--- Data ---

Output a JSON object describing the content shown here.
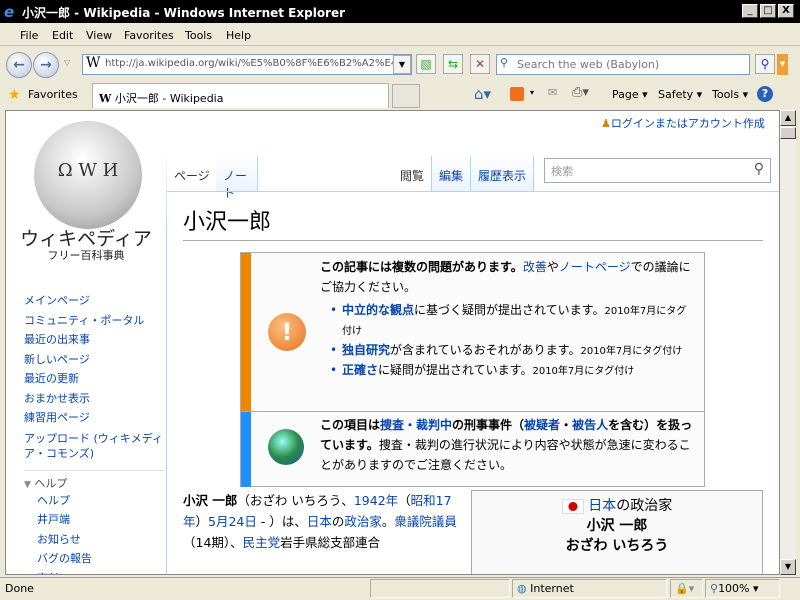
{
  "window": {
    "title": "小沢一郎 - Wikipedia - Windows Internet Explorer",
    "min": "_",
    "max": "□",
    "close": "X"
  },
  "menu": [
    "File",
    "Edit",
    "View",
    "Favorites",
    "Tools",
    "Help"
  ],
  "nav": {
    "address": "http://ja.wikipedia.org/wiki/%E5%B0%8F%E6%B2%A2%E4%B8%80%E9%83%8E",
    "search_placeholder": "Search the web (Babylon)"
  },
  "favbar": {
    "favorites": "Favorites",
    "tab_title": "小沢一郎 - Wikipedia",
    "page": "Page",
    "safety": "Safety",
    "tools": "Tools"
  },
  "wiki": {
    "logo_text": "ウィキペディア",
    "logo_sub": "フリー百科事典",
    "login": "ログインまたはアカウント作成",
    "sidebar": [
      "メインページ",
      "コミュニティ・ポータル",
      "最近の出来事",
      "新しいページ",
      "最近の更新",
      "おまかせ表示",
      "練習用ページ",
      "アップロード (ウィキメディア・コモンズ)"
    ],
    "help_heading": "ヘルプ",
    "help_items": [
      "ヘルプ",
      "井戸端",
      "お知らせ",
      "バグの報告",
      "寄付"
    ],
    "tabs": {
      "page": "ページ",
      "note": "ノート",
      "read": "閲覧",
      "edit": "編集",
      "history": "履歴表示"
    },
    "search_placeholder": "検索",
    "title": "小沢一郎",
    "mbox1": {
      "lead": "この記事には複数の問題があります。",
      "improve": "改善",
      "ya": "や",
      "talk": "ノートページ",
      "rest": "での議論にご協力ください。",
      "issues": [
        {
          "link": "中立的な観点",
          "text": "に基づく疑問が提出されています。",
          "date": "2010年7月にタグ付け"
        },
        {
          "link": "独自研究",
          "text": "が含まれているおそれがあります。",
          "date": "2010年7月にタグ付け"
        },
        {
          "link": "正確さ",
          "text": "に疑問が提出されています。",
          "date": "2010年7月にタグ付け"
        }
      ]
    },
    "mbox2": {
      "t1": "この項目は",
      "l1": "捜査・裁判中",
      "t2": "の刑事事件（",
      "l2": "被疑者",
      "t3": "・",
      "l3": "被告人",
      "t4": "を含む）を扱っています。",
      "t5": "捜査・裁判の進行状況により内容や状態が急速に変わることがありますのでご注意ください。"
    },
    "para": {
      "name": "小沢 一郎",
      "p1": "（おざわ いちろう、",
      "l_year": "1942年",
      "p2": "（",
      "l_showa": "昭和17年",
      "p3": "）",
      "l_date": "5月24日",
      "p4": " - ）は、",
      "l_japan": "日本",
      "p5": "の",
      "l_pol": "政治家",
      "p6": "。",
      "l_rep": "衆議院議員",
      "p7": "（14期）、",
      "l_dpj": "民主党",
      "p8": "岩手県総支部連合"
    },
    "infobox": {
      "country": "日本",
      "role": "の政治家",
      "name": "小沢 一郎",
      "kana": "おざわ いちろう"
    }
  },
  "status": {
    "text": "Done",
    "zone": "Internet",
    "zoom": "100%"
  }
}
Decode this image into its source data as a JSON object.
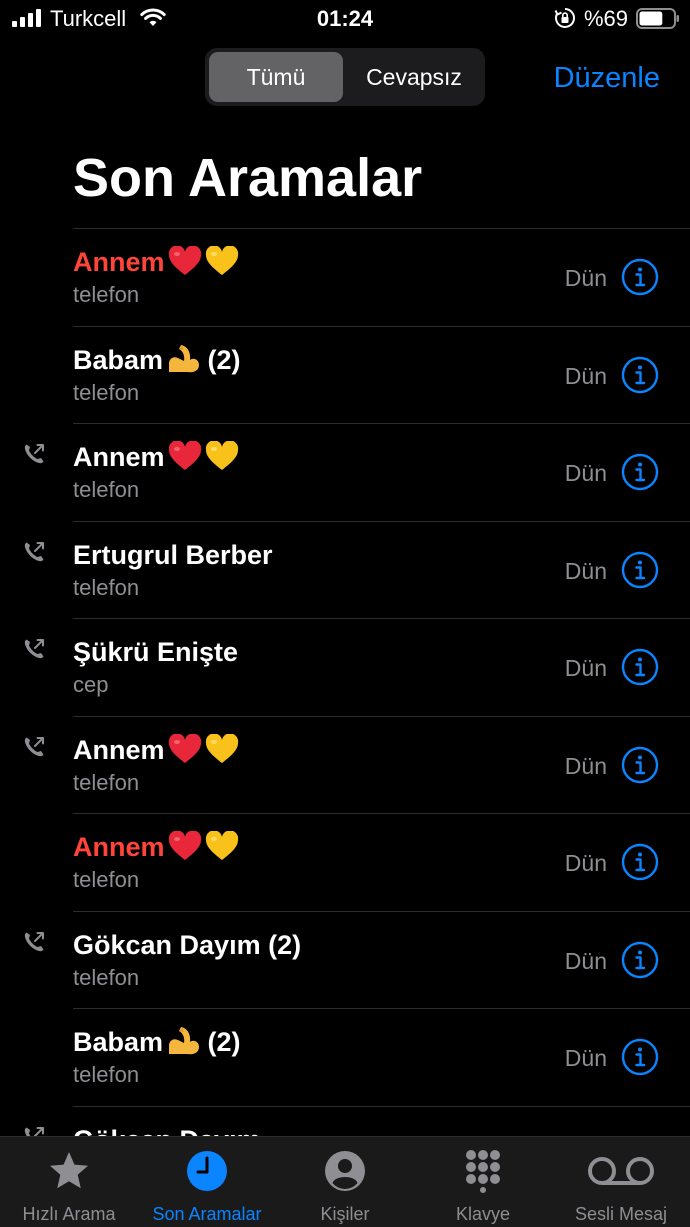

---

Copy each line exactly, and leave the pictures out of your copy.

Reply to the task:
Output a JSON object describing the content shown here.
{
  "window": {
    "title": "小沢一郎 - Wikipedia - Windows Internet Explorer",
    "min": "_",
    "max": "□",
    "close": "X"
  },
  "menu": [
    "File",
    "Edit",
    "View",
    "Favorites",
    "Tools",
    "Help"
  ],
  "nav": {
    "address": "http://ja.wikipedia.org/wiki/%E5%B0%8F%E6%B2%A2%E4%B8%80%E9%83%8E",
    "search_placeholder": "Search the web (Babylon)"
  },
  "favbar": {
    "favorites": "Favorites",
    "tab_title": "小沢一郎 - Wikipedia",
    "page": "Page",
    "safety": "Safety",
    "tools": "Tools"
  },
  "wiki": {
    "logo_text": "ウィキペディア",
    "logo_sub": "フリー百科事典",
    "login": "ログインまたはアカウント作成",
    "sidebar": [
      "メインページ",
      "コミュニティ・ポータル",
      "最近の出来事",
      "新しいページ",
      "最近の更新",
      "おまかせ表示",
      "練習用ページ",
      "アップロード (ウィキメディア・コモンズ)"
    ],
    "help_heading": "ヘルプ",
    "help_items": [
      "ヘルプ",
      "井戸端",
      "お知らせ",
      "バグの報告",
      "寄付"
    ],
    "tabs": {
      "page": "ページ",
      "note": "ノート",
      "read": "閲覧",
      "edit": "編集",
      "history": "履歴表示"
    },
    "search_placeholder": "検索",
    "title": "小沢一郎",
    "mbox1": {
      "lead": "この記事には複数の問題があります。",
      "improve": "改善",
      "ya": "や",
      "talk": "ノートページ",
      "rest": "での議論にご協力ください。",
      "issues": [
        {
          "link": "中立的な観点",
          "text": "に基づく疑問が提出されています。",
          "date": "2010年7月にタグ付け"
        },
        {
          "link": "独自研究",
          "text": "が含まれているおそれがあります。",
          "date": "2010年7月にタグ付け"
        },
        {
          "link": "正確さ",
          "text": "に疑問が提出されています。",
          "date": "2010年7月にタグ付け"
        }
      ]
    },
    "mbox2": {
      "t1": "この項目は",
      "l1": "捜査・裁判中",
      "t2": "の刑事事件（",
      "l2": "被疑者",
      "t3": "・",
      "l3": "被告人",
      "t4": "を含む）を扱っています。",
      "t5": "捜査・裁判の進行状況により内容や状態が急速に変わることがありますのでご注意ください。"
    },
    "para": {
      "name": "小沢 一郎",
      "p1": "（おざわ いちろう、",
      "l_year": "1942年",
      "p2": "（",
      "l_showa": "昭和17年",
      "p3": "）",
      "l_date": "5月24日",
      "p4": " - ）は、",
      "l_japan": "日本",
      "p5": "の",
      "l_pol": "政治家",
      "p6": "。",
      "l_rep": "衆議院議員",
      "p7": "（14期）、",
      "l_dpj": "民主党",
      "p8": "岩手県総支部連合"
    },
    "infobox": {
      "country": "日本",
      "role": "の政治家",
      "name": "小沢 一郎",
      "kana": "おざわ いちろう"
    }
  },
  "status": {
    "text": "Done",
    "zone": "Internet",
    "zoom": "100%"
  }
}
Decode this image into its source data as a JSON object.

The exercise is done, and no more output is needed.